◆ Records supplied
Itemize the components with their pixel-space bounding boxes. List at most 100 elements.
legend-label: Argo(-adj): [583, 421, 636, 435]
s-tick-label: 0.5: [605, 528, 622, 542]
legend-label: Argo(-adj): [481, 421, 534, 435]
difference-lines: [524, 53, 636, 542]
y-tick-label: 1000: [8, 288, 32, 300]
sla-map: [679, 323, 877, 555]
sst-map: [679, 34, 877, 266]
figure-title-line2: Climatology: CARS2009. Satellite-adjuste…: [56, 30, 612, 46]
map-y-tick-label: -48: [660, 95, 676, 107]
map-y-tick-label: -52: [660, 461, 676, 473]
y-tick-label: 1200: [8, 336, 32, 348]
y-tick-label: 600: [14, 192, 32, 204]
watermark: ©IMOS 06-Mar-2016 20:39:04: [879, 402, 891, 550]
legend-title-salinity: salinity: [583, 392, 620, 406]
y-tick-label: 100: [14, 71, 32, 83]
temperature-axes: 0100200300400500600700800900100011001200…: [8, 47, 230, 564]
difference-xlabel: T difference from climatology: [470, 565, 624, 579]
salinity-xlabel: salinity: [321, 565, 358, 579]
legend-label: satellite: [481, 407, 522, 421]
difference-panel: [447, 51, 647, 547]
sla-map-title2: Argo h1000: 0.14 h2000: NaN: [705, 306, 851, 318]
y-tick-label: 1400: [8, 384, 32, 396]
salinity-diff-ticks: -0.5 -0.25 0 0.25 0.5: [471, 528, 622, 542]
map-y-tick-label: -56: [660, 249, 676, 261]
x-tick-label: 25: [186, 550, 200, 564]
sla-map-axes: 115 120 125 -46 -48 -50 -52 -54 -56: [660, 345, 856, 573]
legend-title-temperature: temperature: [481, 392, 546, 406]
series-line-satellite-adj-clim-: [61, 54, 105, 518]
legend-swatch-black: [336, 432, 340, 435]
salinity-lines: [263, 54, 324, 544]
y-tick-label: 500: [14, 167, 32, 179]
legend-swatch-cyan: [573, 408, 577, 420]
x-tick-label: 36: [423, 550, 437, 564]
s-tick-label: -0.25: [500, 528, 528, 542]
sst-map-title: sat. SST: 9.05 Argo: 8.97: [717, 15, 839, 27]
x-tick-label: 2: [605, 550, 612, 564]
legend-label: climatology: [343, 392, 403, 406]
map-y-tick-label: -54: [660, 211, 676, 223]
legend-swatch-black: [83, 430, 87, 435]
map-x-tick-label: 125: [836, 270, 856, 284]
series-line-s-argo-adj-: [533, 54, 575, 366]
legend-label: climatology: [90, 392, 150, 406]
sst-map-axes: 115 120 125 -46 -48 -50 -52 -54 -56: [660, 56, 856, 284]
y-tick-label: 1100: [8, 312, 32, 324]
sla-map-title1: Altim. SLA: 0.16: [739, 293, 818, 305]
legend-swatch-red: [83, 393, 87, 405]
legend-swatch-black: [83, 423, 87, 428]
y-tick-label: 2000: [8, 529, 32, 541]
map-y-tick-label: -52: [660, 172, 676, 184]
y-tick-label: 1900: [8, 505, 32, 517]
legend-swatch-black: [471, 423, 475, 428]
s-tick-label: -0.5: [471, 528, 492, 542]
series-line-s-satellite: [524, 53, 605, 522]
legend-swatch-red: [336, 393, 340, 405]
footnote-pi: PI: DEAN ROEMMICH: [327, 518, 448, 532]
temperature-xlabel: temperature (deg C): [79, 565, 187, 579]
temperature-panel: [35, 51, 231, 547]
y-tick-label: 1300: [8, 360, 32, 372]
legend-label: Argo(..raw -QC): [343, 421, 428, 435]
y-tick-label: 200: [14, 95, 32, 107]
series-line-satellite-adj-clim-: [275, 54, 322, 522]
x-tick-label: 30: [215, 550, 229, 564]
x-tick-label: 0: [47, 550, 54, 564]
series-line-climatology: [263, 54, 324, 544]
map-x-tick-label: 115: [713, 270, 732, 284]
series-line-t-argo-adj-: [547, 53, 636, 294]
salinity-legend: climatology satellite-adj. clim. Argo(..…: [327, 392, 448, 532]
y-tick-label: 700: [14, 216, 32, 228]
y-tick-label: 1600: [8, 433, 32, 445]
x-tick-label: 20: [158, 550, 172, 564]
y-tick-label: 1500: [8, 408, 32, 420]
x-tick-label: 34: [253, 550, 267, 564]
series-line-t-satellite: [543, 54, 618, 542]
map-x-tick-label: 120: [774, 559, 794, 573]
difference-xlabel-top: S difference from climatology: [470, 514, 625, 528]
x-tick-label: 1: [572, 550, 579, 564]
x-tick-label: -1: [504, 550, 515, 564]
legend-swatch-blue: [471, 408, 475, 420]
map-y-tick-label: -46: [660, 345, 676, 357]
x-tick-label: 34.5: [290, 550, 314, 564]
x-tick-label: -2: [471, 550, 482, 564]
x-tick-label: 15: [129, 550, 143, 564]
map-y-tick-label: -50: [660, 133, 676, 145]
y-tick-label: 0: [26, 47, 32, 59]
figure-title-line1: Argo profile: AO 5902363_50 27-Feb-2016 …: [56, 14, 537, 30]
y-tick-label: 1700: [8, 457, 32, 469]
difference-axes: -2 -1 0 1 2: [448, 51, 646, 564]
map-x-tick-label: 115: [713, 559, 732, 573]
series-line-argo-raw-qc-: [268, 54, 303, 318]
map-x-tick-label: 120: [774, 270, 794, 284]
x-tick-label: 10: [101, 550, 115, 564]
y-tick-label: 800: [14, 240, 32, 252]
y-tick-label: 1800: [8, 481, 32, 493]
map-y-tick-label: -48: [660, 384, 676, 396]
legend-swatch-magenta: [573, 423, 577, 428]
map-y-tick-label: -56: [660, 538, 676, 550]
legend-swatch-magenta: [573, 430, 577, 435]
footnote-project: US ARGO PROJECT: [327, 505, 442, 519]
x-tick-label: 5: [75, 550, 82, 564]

◆ Your objective
Please print every one of the items above again, word for word and with no changes.

◆ Answer to the problem
Itemize the components with their pixel-space bounding boxes. List at most 100 elements.
legend-label: Argo(-adj): [583, 421, 636, 435]
s-tick-label: 0.5: [605, 528, 622, 542]
legend-label: Argo(-adj): [481, 421, 534, 435]
difference-lines: [524, 53, 636, 542]
y-tick-label: 1000: [8, 288, 32, 300]
sla-map: [679, 323, 877, 555]
sst-map: [679, 34, 877, 266]
figure-title-line2: Climatology: CARS2009. Satellite-adjuste…: [56, 30, 612, 46]
map-y-tick-label: -48: [660, 95, 676, 107]
map-y-tick-label: -52: [660, 461, 676, 473]
y-tick-label: 1200: [8, 336, 32, 348]
y-tick-label: 600: [14, 192, 32, 204]
watermark: ©IMOS 06-Mar-2016 20:39:04: [879, 402, 891, 550]
legend-title-salinity: salinity: [583, 392, 620, 406]
y-tick-label: 100: [14, 71, 32, 83]
temperature-axes: 0100200300400500600700800900100011001200…: [8, 47, 230, 564]
difference-xlabel: T difference from climatology: [470, 565, 624, 579]
salinity-xlabel: salinity: [321, 565, 358, 579]
legend-label: satellite: [481, 407, 522, 421]
difference-panel: [447, 51, 647, 547]
sla-map-title2: Argo h1000: 0.14 h2000: NaN: [705, 306, 851, 318]
y-tick-label: 1400: [8, 384, 32, 396]
salinity-diff-ticks: -0.5 -0.25 0 0.25 0.5: [471, 528, 622, 542]
map-y-tick-label: -56: [660, 249, 676, 261]
x-tick-label: 25: [186, 550, 200, 564]
sla-map-axes: 115 120 125 -46 -48 -50 -52 -54 -56: [660, 345, 856, 573]
legend-title-temperature: temperature: [481, 392, 546, 406]
series-line-satellite-adj-clim-: [61, 54, 105, 518]
legend-swatch-black: [336, 432, 340, 435]
salinity-lines: [263, 54, 324, 544]
y-tick-label: 500: [14, 167, 32, 179]
legend-swatch-cyan: [573, 408, 577, 420]
x-tick-label: 36: [423, 550, 437, 564]
s-tick-label: -0.25: [500, 528, 528, 542]
sst-map-title: sat. SST: 9.05 Argo: 8.97: [717, 15, 839, 27]
x-tick-label: 2: [605, 550, 612, 564]
legend-label: climatology: [343, 392, 403, 406]
map-y-tick-label: -54: [660, 211, 676, 223]
legend-swatch-black: [83, 430, 87, 435]
map-x-tick-label: 125: [836, 270, 856, 284]
series-line-s-argo-adj-: [533, 54, 575, 366]
legend-label: climatology: [90, 392, 150, 406]
sst-map-axes: 115 120 125 -46 -48 -50 -52 -54 -56: [660, 56, 856, 284]
y-tick-label: 1100: [8, 312, 32, 324]
sla-map-title1: Altim. SLA: 0.16: [739, 293, 818, 305]
legend-swatch-red: [83, 393, 87, 405]
legend-swatch-black: [83, 423, 87, 428]
y-tick-label: 2000: [8, 529, 32, 541]
map-y-tick-label: -52: [660, 172, 676, 184]
y-tick-label: 1900: [8, 505, 32, 517]
legend-swatch-black: [471, 423, 475, 428]
s-tick-label: -0.5: [471, 528, 492, 542]
series-line-s-satellite: [524, 53, 605, 522]
legend-swatch-red: [336, 393, 340, 405]
footnote-pi: PI: DEAN ROEMMICH: [327, 518, 448, 532]
temperature-xlabel: temperature (deg C): [79, 565, 187, 579]
temperature-panel: [35, 51, 231, 547]
y-tick-label: 1300: [8, 360, 32, 372]
legend-label: Argo(..raw -QC): [343, 421, 428, 435]
y-tick-label: 200: [14, 95, 32, 107]
series-line-satellite-adj-clim-: [275, 54, 322, 522]
x-tick-label: 30: [215, 550, 229, 564]
x-tick-label: 0: [47, 550, 54, 564]
series-line-climatology: [263, 54, 324, 544]
map-x-tick-label: 115: [713, 270, 732, 284]
series-line-t-argo-adj-: [547, 53, 636, 294]
salinity-legend: climatology satellite-adj. clim. Argo(..…: [327, 392, 448, 532]
y-tick-label: 700: [14, 216, 32, 228]
y-tick-label: 1600: [8, 433, 32, 445]
x-tick-label: 20: [158, 550, 172, 564]
y-tick-label: 1500: [8, 408, 32, 420]
x-tick-label: 34: [253, 550, 267, 564]
series-line-t-satellite: [543, 54, 618, 542]
map-x-tick-label: 120: [774, 559, 794, 573]
difference-xlabel-top: S difference from climatology: [470, 514, 625, 528]
x-tick-label: 1: [572, 550, 579, 564]
x-tick-label: -1: [504, 550, 515, 564]
legend-swatch-blue: [471, 408, 475, 420]
map-y-tick-label: -46: [660, 345, 676, 357]
x-tick-label: 34.5: [290, 550, 314, 564]
x-tick-label: -2: [471, 550, 482, 564]
x-tick-label: 15: [129, 550, 143, 564]
map-y-tick-label: -50: [660, 133, 676, 145]
y-tick-label: 0: [26, 47, 32, 59]
figure-title-line1: Argo profile: AO 5902363_50 27-Feb-2016 …: [56, 14, 537, 30]
y-tick-label: 1700: [8, 457, 32, 469]
difference-axes: -2 -1 0 1 2: [448, 51, 646, 564]
map-x-tick-label: 115: [713, 559, 732, 573]
series-line-argo-raw-qc-: [268, 54, 303, 318]
map-x-tick-label: 120: [774, 270, 794, 284]
x-tick-label: 10: [101, 550, 115, 564]
y-tick-label: 800: [14, 240, 32, 252]
y-tick-label: 1800: [8, 481, 32, 493]
map-y-tick-label: -48: [660, 384, 676, 396]
legend-swatch-magenta: [573, 423, 577, 428]
map-y-tick-label: -56: [660, 538, 676, 550]
legend-swatch-magenta: [573, 430, 577, 435]
footnote-project: US ARGO PROJECT: [327, 505, 442, 519]
x-tick-label: 5: [75, 550, 82, 564]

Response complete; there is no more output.